Write out every entry exactly as it stands.

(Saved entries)
● ● ● ●

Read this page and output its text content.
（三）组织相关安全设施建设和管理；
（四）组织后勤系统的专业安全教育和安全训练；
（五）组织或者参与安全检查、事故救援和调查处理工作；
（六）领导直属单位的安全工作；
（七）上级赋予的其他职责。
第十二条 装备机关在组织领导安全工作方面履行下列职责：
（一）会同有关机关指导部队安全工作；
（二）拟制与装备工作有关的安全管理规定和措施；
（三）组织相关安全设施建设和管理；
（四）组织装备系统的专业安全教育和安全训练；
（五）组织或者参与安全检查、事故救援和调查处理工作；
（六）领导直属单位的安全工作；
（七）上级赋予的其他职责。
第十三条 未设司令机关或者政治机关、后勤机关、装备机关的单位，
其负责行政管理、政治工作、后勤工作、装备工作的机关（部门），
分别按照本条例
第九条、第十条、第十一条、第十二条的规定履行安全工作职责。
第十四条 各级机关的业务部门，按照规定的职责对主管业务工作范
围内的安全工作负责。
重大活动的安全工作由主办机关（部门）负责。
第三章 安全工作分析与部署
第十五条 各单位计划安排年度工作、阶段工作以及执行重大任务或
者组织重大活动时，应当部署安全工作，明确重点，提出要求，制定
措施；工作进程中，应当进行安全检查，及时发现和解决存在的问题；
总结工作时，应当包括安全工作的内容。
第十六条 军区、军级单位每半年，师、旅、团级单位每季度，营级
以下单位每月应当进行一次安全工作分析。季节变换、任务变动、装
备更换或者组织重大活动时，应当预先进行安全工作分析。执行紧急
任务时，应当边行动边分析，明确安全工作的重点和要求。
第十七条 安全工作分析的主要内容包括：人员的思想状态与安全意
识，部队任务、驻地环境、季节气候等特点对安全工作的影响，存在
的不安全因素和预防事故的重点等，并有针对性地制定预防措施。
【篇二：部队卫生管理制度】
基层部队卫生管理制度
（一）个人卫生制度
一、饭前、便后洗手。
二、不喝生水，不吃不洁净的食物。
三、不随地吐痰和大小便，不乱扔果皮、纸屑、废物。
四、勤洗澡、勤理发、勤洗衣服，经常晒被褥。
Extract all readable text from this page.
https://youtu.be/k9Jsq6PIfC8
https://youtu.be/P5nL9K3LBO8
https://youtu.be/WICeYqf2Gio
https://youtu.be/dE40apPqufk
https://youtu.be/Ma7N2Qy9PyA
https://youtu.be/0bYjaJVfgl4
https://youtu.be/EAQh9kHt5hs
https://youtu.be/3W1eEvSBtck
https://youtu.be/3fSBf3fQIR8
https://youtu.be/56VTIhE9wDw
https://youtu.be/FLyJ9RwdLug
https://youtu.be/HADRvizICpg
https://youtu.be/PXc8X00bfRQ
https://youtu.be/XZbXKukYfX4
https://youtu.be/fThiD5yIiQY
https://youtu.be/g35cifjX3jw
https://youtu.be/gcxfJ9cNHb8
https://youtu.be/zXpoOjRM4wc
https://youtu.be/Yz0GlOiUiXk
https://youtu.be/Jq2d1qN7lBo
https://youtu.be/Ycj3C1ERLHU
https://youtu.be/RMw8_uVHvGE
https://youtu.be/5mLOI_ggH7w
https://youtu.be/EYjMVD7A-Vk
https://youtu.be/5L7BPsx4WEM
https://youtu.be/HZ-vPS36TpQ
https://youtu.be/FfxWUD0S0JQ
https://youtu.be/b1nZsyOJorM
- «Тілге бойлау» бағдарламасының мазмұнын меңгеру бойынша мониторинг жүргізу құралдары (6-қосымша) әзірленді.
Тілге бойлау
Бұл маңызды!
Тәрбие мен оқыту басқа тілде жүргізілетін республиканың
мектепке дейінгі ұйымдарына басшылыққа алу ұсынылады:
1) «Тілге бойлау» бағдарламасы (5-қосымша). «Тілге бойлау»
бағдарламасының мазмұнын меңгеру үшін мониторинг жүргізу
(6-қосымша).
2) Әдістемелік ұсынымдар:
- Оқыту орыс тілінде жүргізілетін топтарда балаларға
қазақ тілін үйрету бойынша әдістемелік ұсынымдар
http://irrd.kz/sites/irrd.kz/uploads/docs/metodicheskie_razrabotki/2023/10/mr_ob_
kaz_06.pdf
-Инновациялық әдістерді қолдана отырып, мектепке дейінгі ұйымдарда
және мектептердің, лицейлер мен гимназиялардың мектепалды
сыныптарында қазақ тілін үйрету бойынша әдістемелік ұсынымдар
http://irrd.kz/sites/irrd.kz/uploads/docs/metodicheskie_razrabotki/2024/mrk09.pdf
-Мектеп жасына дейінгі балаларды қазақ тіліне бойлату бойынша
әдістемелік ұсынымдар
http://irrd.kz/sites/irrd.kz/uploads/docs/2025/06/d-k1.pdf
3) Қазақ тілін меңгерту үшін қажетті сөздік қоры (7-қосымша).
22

● ● ● ●

◆ OUTPUT OF THE TASK ◆
Read this page and output its text content.
（三）组织相关安全设施建设和管理；
（四）组织后勤系统的专业安全教育和安全训练；
（五）组织或者参与安全检查、事故救援和调查处理工作；
（六）领导直属单位的安全工作；
（七）上级赋予的其他职责。
第十二条 装备机关在组织领导安全工作方面履行下列职责：
（一）会同有关机关指导部队安全工作；
（二）拟制与装备工作有关的安全管理规定和措施；
（三）组织相关安全设施建设和管理；
（四）组织装备系统的专业安全教育和安全训练；
（五）组织或者参与安全检查、事故救援和调查处理工作；
（六）领导直属单位的安全工作；
（七）上级赋予的其他职责。
第十三条 未设司令机关或者政治机关、后勤机关、装备机关的单位，
其负责行政管理、政治工作、后勤工作、装备工作的机关（部门），
分别按照本条例
第九条、第十条、第十一条、第十二条的规定履行安全工作职责。
第十四条 各级机关的业务部门，按照规定的职责对主管业务工作范
围内的安全工作负责。
重大活动的安全工作由主办机关（部门）负责。
第三章 安全工作分析与部署
第十五条 各单位计划安排年度工作、阶段工作以及执行重大任务或
者组织重大活动时，应当部署安全工作，明确重点，提出要求，制定
措施；工作进程中，应当进行安全检查，及时发现和解决存在的问题；
总结工作时，应当包括安全工作的内容。
第十六条 军区、军级单位每半年，师、旅、团级单位每季度，营级
以下单位每月应当进行一次安全工作分析。季节变换、任务变动、装
备更换或者组织重大活动时，应当预先进行安全工作分析。执行紧急
任务时，应当边行动边分析，明确安全工作的重点和要求。
第十七条 安全工作分析的主要内容包括：人员的思想状态与安全意
识，部队任务、驻地环境、季节气候等特点对安全工作的影响，存在
的不安全因素和预防事故的重点等，并有针对性地制定预防措施。
【篇二：部队卫生管理制度】
基层部队卫生管理制度
（一）个人卫生制度
一、饭前、便后洗手。
二、不喝生水，不吃不洁净的食物。
三、不随地吐痰和大小便，不乱扔果皮、纸屑、废物。
四、勤洗澡、勤理发、勤洗衣服，经常晒被褥。
Extract all readable text from this page.
https://youtu.be/k9Jsq6PIfC8
https://youtu.be/P5nL9K3LBO8
https://youtu.be/WICeYqf2Gio
https://youtu.be/dE40apPqufk
https://youtu.be/Ma7N2Qy9PyA
https://youtu.be/0bYjaJVfgl4
https://youtu.be/EAQh9kHt5hs
https://youtu.be/3W1eEvSBtck
https://youtu.be/3fSBf3fQIR8
https://youtu.be/56VTIhE9wDw
https://youtu.be/FLyJ9RwdLug
https://youtu.be/HADRvizICpg
https://youtu.be/PXc8X00bfRQ
https://youtu.be/XZbXKukYfX4
https://youtu.be/fThiD5yIiQY
https://youtu.be/g35cifjX3jw
https://youtu.be/gcxfJ9cNHb8
https://youtu.be/zXpoOjRM4wc
https://youtu.be/Yz0GlOiUiXk
https://youtu.be/Jq2d1qN7lBo
https://youtu.be/Ycj3C1ERLHU
https://youtu.be/RMw8_uVHvGE
https://youtu.be/5mLOI_ggH7w
https://youtu.be/EYjMVD7A-Vk
https://youtu.be/5L7BPsx4WEM
https://youtu.be/HZ-vPS36TpQ
https://youtu.be/FfxWUD0S0JQ
https://youtu.be/b1nZsyOJorM
- «Тілге бойлау» бағдарламасының мазмұнын меңгеру бойынша мониторинг жүргізу құралдары (6-қосымша) әзірленді.
Тілге бойлау
Бұл маңызды!
Тәрбие мен оқыту басқа тілде жүргізілетін республиканың
мектепке дейінгі ұйымдарына басшылыққа алу ұсынылады:
1) «Тілге бойлау» бағдарламасы (5-қосымша). «Тілге бойлау»
бағдарламасының мазмұнын меңгеру үшін мониторинг жүргізу
(6-қосымша).
2) Әдістемелік ұсынымдар:
- Оқыту орыс тілінде жүргізілетін топтарда балаларға
қазақ тілін үйрету бойынша әдістемелік ұсынымдар
http://irrd.kz/sites/irrd.kz/uploads/docs/metodicheskie_razrabotki/2023/10/mr_ob_
kaz_06.pdf
-Инновациялық әдістерді қолдана отырып, мектепке дейінгі ұйымдарда
және мектептердің, лицейлер мен гимназиялардың мектепалды
сыныптарында қазақ тілін үйрету бойынша әдістемелік ұсынымдар
http://irrd.kz/sites/irrd.kz/uploads/docs/metodicheskie_razrabotki/2024/mrk09.pdf
-Мектеп жасына дейінгі балаларды қазақ тіліне бойлату бойынша
әдістемелік ұсынымдар
http://irrd.kz/sites/irrd.kz/uploads/docs/2025/06/d-k1.pdf
3) Қазақ тілін меңгерту үшін қажетті сөздік қоры (7-қосымша).
22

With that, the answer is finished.